## [Prompt]
Make an exact transcription of the material, leaving out all images.

## [Data to process]
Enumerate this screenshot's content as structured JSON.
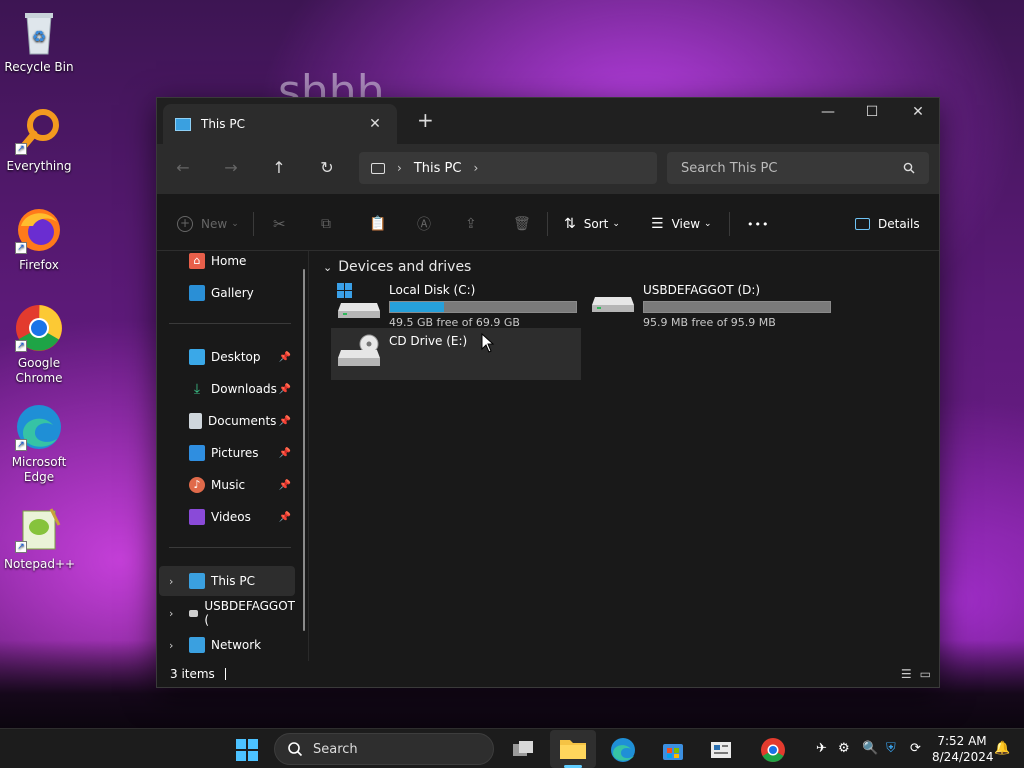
{
  "desktop": {
    "bg_text": "shhh",
    "icons": [
      {
        "label": "Recycle Bin"
      },
      {
        "label": "Everything"
      },
      {
        "label": "Firefox"
      },
      {
        "label": "Google Chrome"
      },
      {
        "label": "Microsoft Edge"
      },
      {
        "label": "Notepad++"
      }
    ]
  },
  "window": {
    "tab_title": "This PC",
    "tab_close": "✕",
    "new_tab": "+",
    "controls": {
      "minimize": "—",
      "maximize": "☐",
      "close": "✕"
    },
    "nav": {
      "back": "←",
      "forward": "→",
      "up": "↑",
      "refresh": "↻"
    },
    "address": {
      "segment": "This PC",
      "sep": "›"
    },
    "search_placeholder": "Search This PC",
    "toolbar": {
      "new": "New",
      "sort": "Sort",
      "view": "View",
      "more": "•••",
      "details": "Details"
    },
    "sidebar": {
      "home": "Home",
      "gallery": "Gallery",
      "pinned": [
        {
          "label": "Desktop"
        },
        {
          "label": "Downloads"
        },
        {
          "label": "Documents"
        },
        {
          "label": "Pictures"
        },
        {
          "label": "Music"
        },
        {
          "label": "Videos"
        }
      ],
      "this_pc": "This PC",
      "usb": "USBDEFAGGOT (",
      "network": "Network"
    },
    "main": {
      "group_title": "Devices and drives",
      "drives": [
        {
          "name": "Local Disk (C:)",
          "free": "49.5 GB free of 69.9 GB",
          "used_fraction": 0.29
        },
        {
          "name": "USBDEFAGGOT (D:)",
          "free": "95.9 MB free of 95.9 MB",
          "used_fraction": 0.0
        },
        {
          "name": "CD Drive (E:)"
        }
      ]
    },
    "status": "3 items"
  },
  "taskbar": {
    "search": "Search",
    "time": "7:52 AM",
    "date": "8/24/2024"
  }
}
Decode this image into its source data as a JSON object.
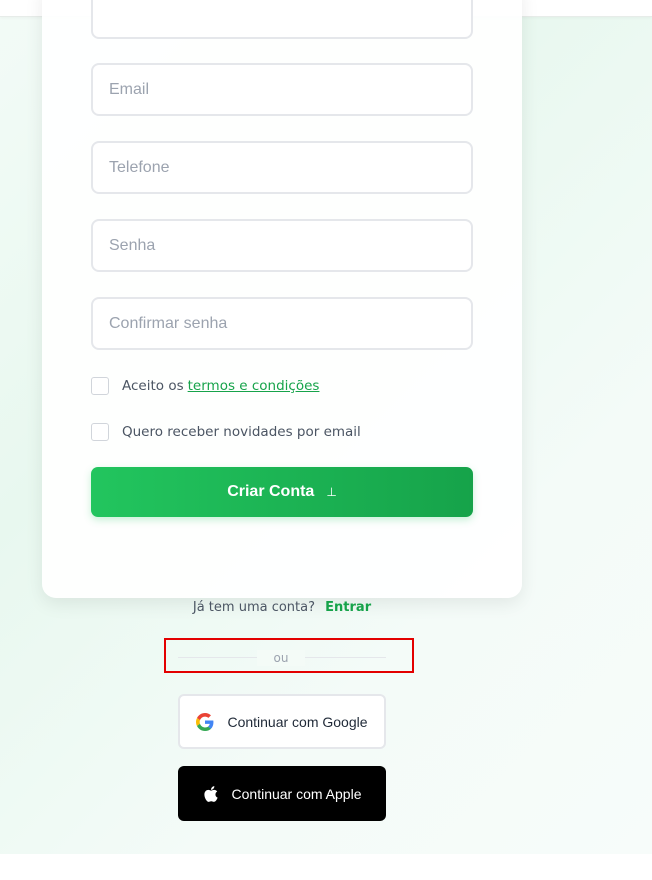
{
  "form": {
    "email_placeholder": "Email",
    "phone_placeholder": "Telefone",
    "password_placeholder": "Senha",
    "confirm_password_placeholder": "Confirmar senha",
    "terms_prefix": "Aceito os",
    "terms_link": "termos e condições",
    "newsletter_label": "Quero receber novidades por email",
    "submit_label": "Criar Conta",
    "submit_icon": "arrow-down-to-line-icon"
  },
  "login_prompt": {
    "text": "Já tem uma conta?",
    "link": "Entrar"
  },
  "divider_text": "ou",
  "social": {
    "google_label": "Continuar com Google",
    "apple_label": "Continuar com Apple"
  },
  "colors": {
    "accent": "#22c55e",
    "accent_dark": "#16a34a",
    "highlight": "#e30000"
  }
}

## [Finished answer]
Enumerate this screenshot's content as structured JSON.
{
  "desktop": {
    "bg_text": "shhh",
    "icons": [
      {
        "label": "Recycle Bin"
      },
      {
        "label": "Everything"
      },
      {
        "label": "Firefox"
      },
      {
        "label": "Google Chrome"
      },
      {
        "label": "Microsoft Edge"
      },
      {
        "label": "Notepad++"
      }
    ]
  },
  "window": {
    "tab_title": "This PC",
    "tab_close": "✕",
    "new_tab": "+",
    "controls": {
      "minimize": "—",
      "maximize": "☐",
      "close": "✕"
    },
    "nav": {
      "back": "←",
      "forward": "→",
      "up": "↑",
      "refresh": "↻"
    },
    "address": {
      "segment": "This PC",
      "sep": "›"
    },
    "search_placeholder": "Search This PC",
    "toolbar": {
      "new": "New",
      "sort": "Sort",
      "view": "View",
      "more": "•••",
      "details": "Details"
    },
    "sidebar": {
      "home": "Home",
      "gallery": "Gallery",
      "pinned": [
        {
          "label": "Desktop"
        },
        {
          "label": "Downloads"
        },
        {
          "label": "Documents"
        },
        {
          "label": "Pictures"
        },
        {
          "label": "Music"
        },
        {
          "label": "Videos"
        }
      ],
      "this_pc": "This PC",
      "usb": "USBDEFAGGOT (",
      "network": "Network"
    },
    "main": {
      "group_title": "Devices and drives",
      "drives": [
        {
          "name": "Local Disk (C:)",
          "free": "49.5 GB free of 69.9 GB",
          "used_fraction": 0.29
        },
        {
          "name": "USBDEFAGGOT (D:)",
          "free": "95.9 MB free of 95.9 MB",
          "used_fraction": 0.0
        },
        {
          "name": "CD Drive (E:)"
        }
      ]
    },
    "status": "3 items"
  },
  "taskbar": {
    "search": "Search",
    "time": "7:52 AM",
    "date": "8/24/2024"
  }
}
Decode this image into its source data as a JSON object.
{
  "form": {
    "email_placeholder": "Email",
    "phone_placeholder": "Telefone",
    "password_placeholder": "Senha",
    "confirm_password_placeholder": "Confirmar senha",
    "terms_prefix": "Aceito os",
    "terms_link": "termos e condições",
    "newsletter_label": "Quero receber novidades por email",
    "submit_label": "Criar Conta",
    "submit_icon": "arrow-down-to-line-icon"
  },
  "login_prompt": {
    "text": "Já tem uma conta?",
    "link": "Entrar"
  },
  "divider_text": "ou",
  "social": {
    "google_label": "Continuar com Google",
    "apple_label": "Continuar com Apple"
  },
  "colors": {
    "accent": "#22c55e",
    "accent_dark": "#16a34a",
    "highlight": "#e30000"
  }
}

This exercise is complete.